What the exercise asks:
Seek out every line containing the word "light", and copy each.

----

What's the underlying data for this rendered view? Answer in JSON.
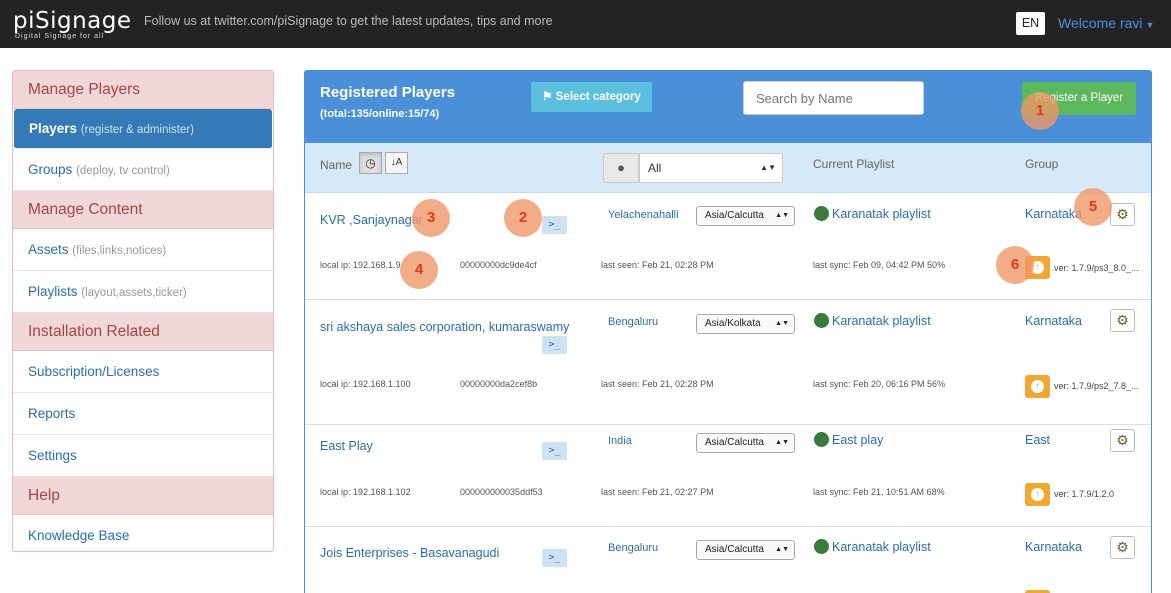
{
  "header": {
    "logo": "piSignage",
    "logo_sub": "Digital Signage for all",
    "tagline": "Follow us at twitter.com/piSignage to get the latest updates, tips and more",
    "lang": "EN",
    "welcome": "Welcome ravi"
  },
  "sidebar": {
    "sections": [
      {
        "title": "Manage Players",
        "items": [
          {
            "label": "Players",
            "sub": "(register & administer)"
          },
          {
            "label": "Groups",
            "sub": "(deploy, tv control)"
          }
        ]
      },
      {
        "title": "Manage Content",
        "items": [
          {
            "label": "Assets",
            "sub": "(files,links,notices)"
          },
          {
            "label": "Playlists",
            "sub": "(layout,assets,ticker)"
          }
        ]
      },
      {
        "title": "Installation Related",
        "items": [
          {
            "label": "Subscription/Licenses",
            "sub": ""
          },
          {
            "label": "Reports",
            "sub": ""
          },
          {
            "label": "Settings",
            "sub": ""
          }
        ]
      },
      {
        "title": "Help",
        "items": [
          {
            "label": "Knowledge Base",
            "sub": ""
          }
        ]
      }
    ]
  },
  "panel": {
    "title": "Registered Players",
    "count": "(total:135/online:15/74)",
    "select_category": "Select category",
    "search_placeholder": "Search by Name",
    "register_button": "Register a Player",
    "col_name": "Name",
    "location_filter": "All",
    "col_playlist": "Current Playlist",
    "col_group": "Group"
  },
  "players": [
    {
      "name": "KVR ,Sanjaynagar",
      "location": "Yelachenahalli",
      "timezone": "Asia/Calcutta",
      "playlist": "Karanatak playlist",
      "group": "Karnataka",
      "ip": "local ip:  192.168.1.9",
      "cpu": "00000000dc9de4cf",
      "last_seen": "last seen:  Feb 21, 02:28 PM",
      "last_sync": "last sync:  Feb 09, 04:42 PM 50%",
      "version": "ver: 1.7.9/ps3_8.0_..."
    },
    {
      "name": "sri akshaya sales corporation, kumaraswamy la...",
      "location": "Bengaluru",
      "timezone": "Asia/Kolkata",
      "playlist": "Karanatak playlist",
      "group": "Karnataka",
      "ip": "local ip:  192.168.1.100",
      "cpu": "00000000da2cef8b",
      "last_seen": "last seen:  Feb 21, 02:28 PM",
      "last_sync": "last sync:  Feb 20, 06:16 PM 56%",
      "version": "ver: 1.7.9/ps2_7.8_..."
    },
    {
      "name": "East Play",
      "location": "India",
      "timezone": "Asia/Calcutta",
      "playlist": "East play",
      "group": "East",
      "ip": "local ip:  192.168.1.102",
      "cpu": "000000000035ddf53",
      "last_seen": "last seen:  Feb 21, 02:27 PM",
      "last_sync": "last sync:  Feb 21, 10:51 AM 68%",
      "version": "ver: 1.7.9/1.2.0"
    },
    {
      "name": "Jois Enterprises - Basavanagudi",
      "location": "Bengaluru",
      "timezone": "Asia/Calcutta",
      "playlist": "Karanatak playlist",
      "group": "Karnataka",
      "ip": "",
      "cpu": "",
      "last_seen": "",
      "last_sync": "",
      "version": ""
    }
  ],
  "terminal_glyph": ">_",
  "badges": [
    "1",
    "2",
    "3",
    "4",
    "5",
    "6"
  ],
  "icons": {
    "tag": "tag-icon",
    "clock": "clock-icon",
    "sort_az": "sort-alpha-icon",
    "map_marker": "map-marker-icon",
    "gear": "gear-icon",
    "upload": "upload-icon",
    "terminal": "terminal-icon"
  },
  "colors": {
    "primary": "#4a90d9",
    "success": "#5cb85c",
    "info": "#5bc0de",
    "warning": "#f0a830",
    "sidebar_head": "#f0d8d9"
  }
}
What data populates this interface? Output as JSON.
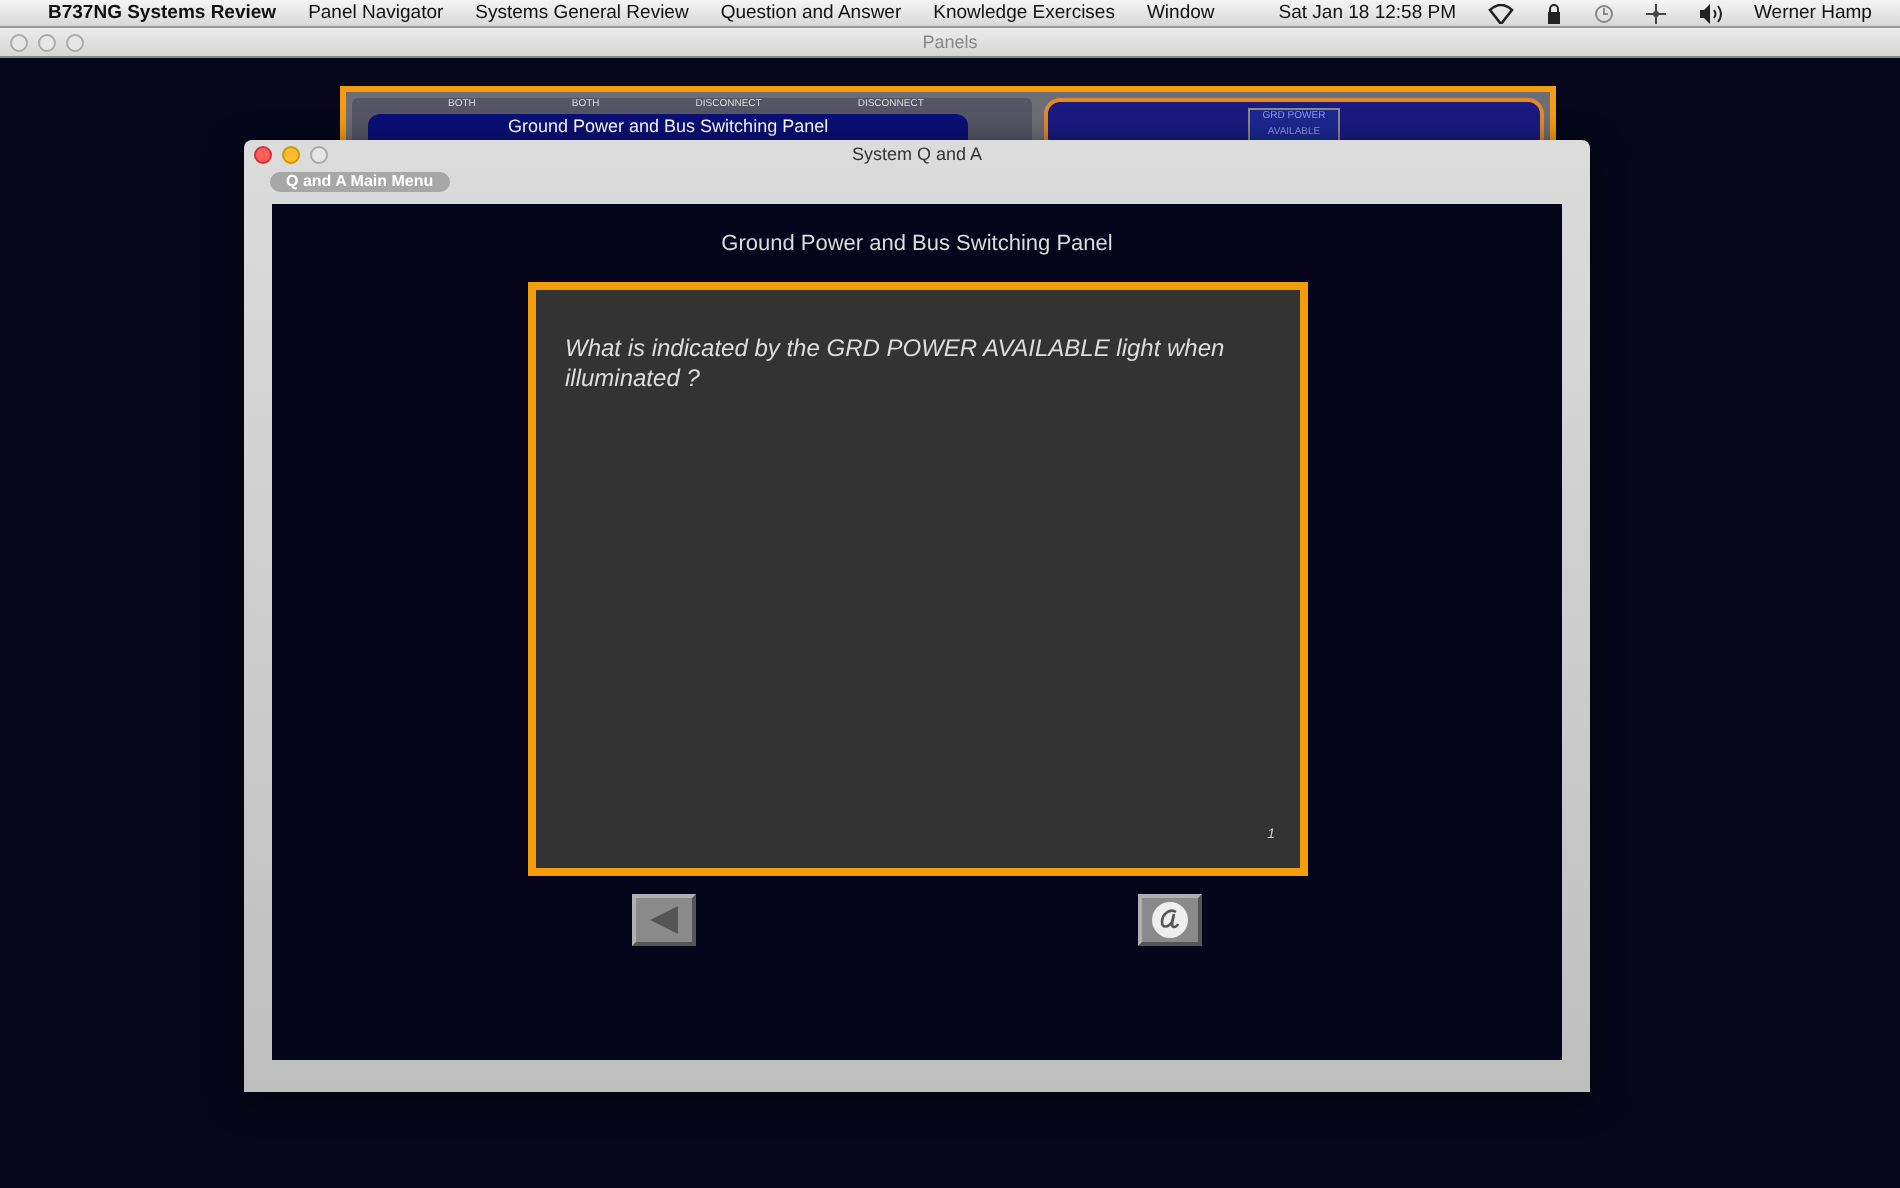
{
  "menu_bar": {
    "app_name": "B737NG Systems Review",
    "items": [
      "Panel Navigator",
      "Systems General Review",
      "Question and Answer",
      "Knowledge Exercises",
      "Window"
    ],
    "clock": "Sat Jan 18  12:58 PM",
    "user": "Werner Hamp"
  },
  "back_window": {
    "title": "Panels",
    "panel": {
      "labels": [
        "BOTH",
        "BOTH",
        "DISCONNECT",
        "DISCONNECT"
      ],
      "title": "Ground Power and Bus Switching Panel",
      "light": "GRD POWER AVAILABLE"
    }
  },
  "window": {
    "title": "System Q and A",
    "toolbar_button": "Q and A Main Menu",
    "heading": "Ground Power and Bus Switching Panel",
    "question": "What is indicated by the GRD POWER AVAILABLE light when illuminated  ?",
    "page": "1",
    "buttons": [
      {
        "kind": "back"
      },
      {
        "kind": "answer"
      }
    ]
  }
}
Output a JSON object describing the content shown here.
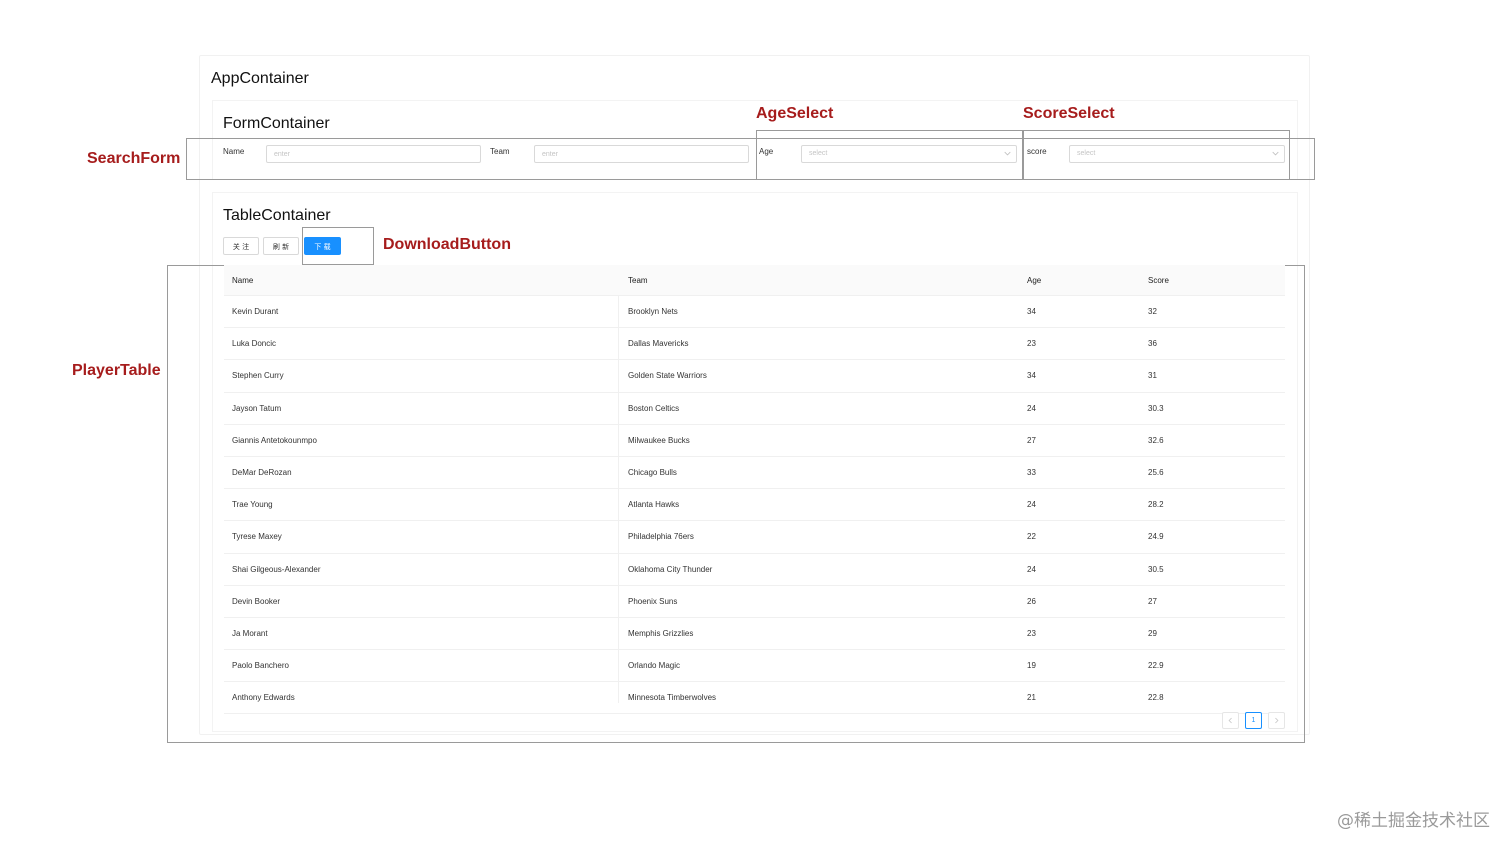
{
  "containers": {
    "app_title": "AppContainer",
    "form_title": "FormContainer",
    "table_title": "TableContainer"
  },
  "annotations": {
    "search_form": "SearchForm",
    "age_select": "AgeSelect",
    "score_select": "ScoreSelect",
    "download_button": "DownloadButton",
    "player_table": "PlayerTable",
    "label_color": "#a61c1c"
  },
  "form": {
    "name_label": "Name",
    "name_placeholder": "enter",
    "team_label": "Team",
    "team_placeholder": "enter",
    "age_label": "Age",
    "age_placeholder": "select",
    "score_label": "score",
    "score_placeholder": "select"
  },
  "toolbar": {
    "follow_label": "关 注",
    "refresh_label": "刷 新",
    "download_label": "下 载",
    "primary_color": "#1890ff"
  },
  "table": {
    "columns": [
      "Name",
      "Team",
      "Age",
      "Score"
    ],
    "rows": [
      [
        "Kevin Durant",
        "Brooklyn Nets",
        "34",
        "32"
      ],
      [
        "Luka Doncic",
        "Dallas Mavericks",
        "23",
        "36"
      ],
      [
        "Stephen Curry",
        "Golden State Warriors",
        "34",
        "31"
      ],
      [
        "Jayson Tatum",
        "Boston Celtics",
        "24",
        "30.3"
      ],
      [
        "Giannis Antetokounmpo",
        "Milwaukee Bucks",
        "27",
        "32.6"
      ],
      [
        "DeMar DeRozan",
        "Chicago Bulls",
        "33",
        "25.6"
      ],
      [
        "Trae Young",
        "Atlanta Hawks",
        "24",
        "28.2"
      ],
      [
        "Tyrese Maxey",
        "Philadelphia 76ers",
        "22",
        "24.9"
      ],
      [
        "Shai Gilgeous-Alexander",
        "Oklahoma City Thunder",
        "24",
        "30.5"
      ],
      [
        "Devin Booker",
        "Phoenix Suns",
        "26",
        "27"
      ],
      [
        "Ja Morant",
        "Memphis Grizzlies",
        "23",
        "29"
      ],
      [
        "Paolo Banchero",
        "Orlando Magic",
        "19",
        "22.9"
      ],
      [
        "Anthony Edwards",
        "Minnesota Timberwolves",
        "21",
        "22.8"
      ]
    ]
  },
  "pagination": {
    "prev_icon": "chevron-left-icon",
    "current_page": "1",
    "next_icon": "chevron-right-icon"
  },
  "watermark": "@稀土掘金技术社区"
}
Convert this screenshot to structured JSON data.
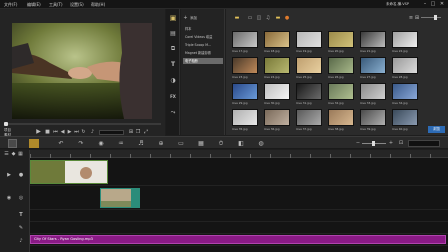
{
  "menu": {
    "items": [
      "文件(F)",
      "编辑(E)",
      "工具(T)",
      "设置(S)",
      "帮助(H)"
    ],
    "project_name": "未命名,横.VSP"
  },
  "window_controls": {
    "minimize": "–",
    "maximize": "□",
    "close": "✕"
  },
  "player": {
    "project_label": "项目",
    "clip_label": "素材"
  },
  "library": {
    "add_label": "添加",
    "folders": [
      "样本",
      "Corel Videos 增益",
      "Triple Scoop M...",
      "Magnet 新建剪辑",
      "电子相册"
    ],
    "selected_folder_index": 4,
    "thumbs": [
      {
        "label": "love 17.jpg"
      },
      {
        "label": "love 18.jpg"
      },
      {
        "label": "love 19.jpg"
      },
      {
        "label": "love 20.jpg"
      },
      {
        "label": "love 21.jpg"
      },
      {
        "label": "love 22.jpg"
      },
      {
        "label": "love 23.jpg"
      },
      {
        "label": "love 24.jpg"
      },
      {
        "label": "love 25.jpg"
      },
      {
        "label": "love 26.jpg"
      },
      {
        "label": "love 27.jpg"
      },
      {
        "label": "love 28.jpg"
      },
      {
        "label": "love 29.jpg"
      },
      {
        "label": "love 30.jpg"
      },
      {
        "label": "love 31.jpg"
      },
      {
        "label": "love 32.jpg"
      },
      {
        "label": "love 33.jpg"
      },
      {
        "label": "love 34.jpg"
      },
      {
        "label": "love 35.jpg"
      },
      {
        "label": "love 36.jpg"
      },
      {
        "label": "love 37.jpg"
      },
      {
        "label": "love 38.jpg"
      },
      {
        "label": "love 39.jpg"
      },
      {
        "label": "love 40.jpg"
      }
    ],
    "browse_label": "浏览"
  },
  "timeline": {
    "audio_clip_label": "City Of Stars - Ryan Gosling.mp3"
  },
  "colors": {
    "accent_blue": "#2d6bb5",
    "audio_purple": "#8a1a86",
    "clip_teal": "#2b8c7a"
  }
}
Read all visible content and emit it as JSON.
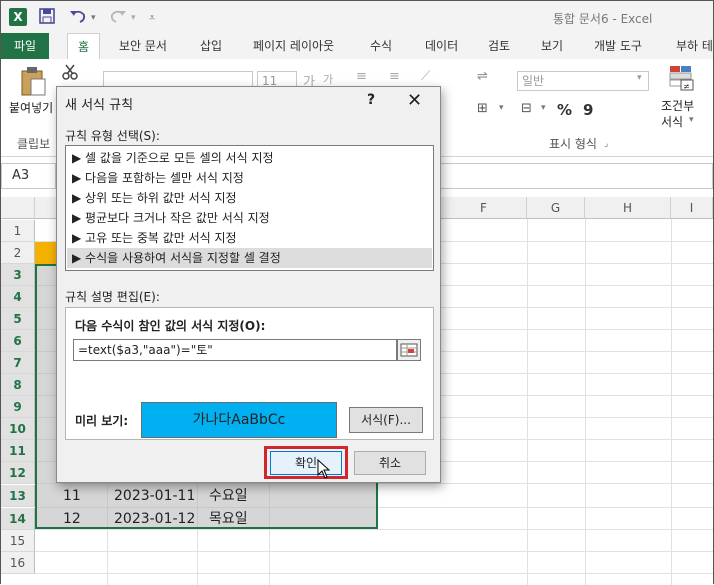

----

Response below:
      "light": "GRD POWER AVAILABLE"
    "question": "What is indicated by the GRD POWER AVAILABLE light when illuminated  ?",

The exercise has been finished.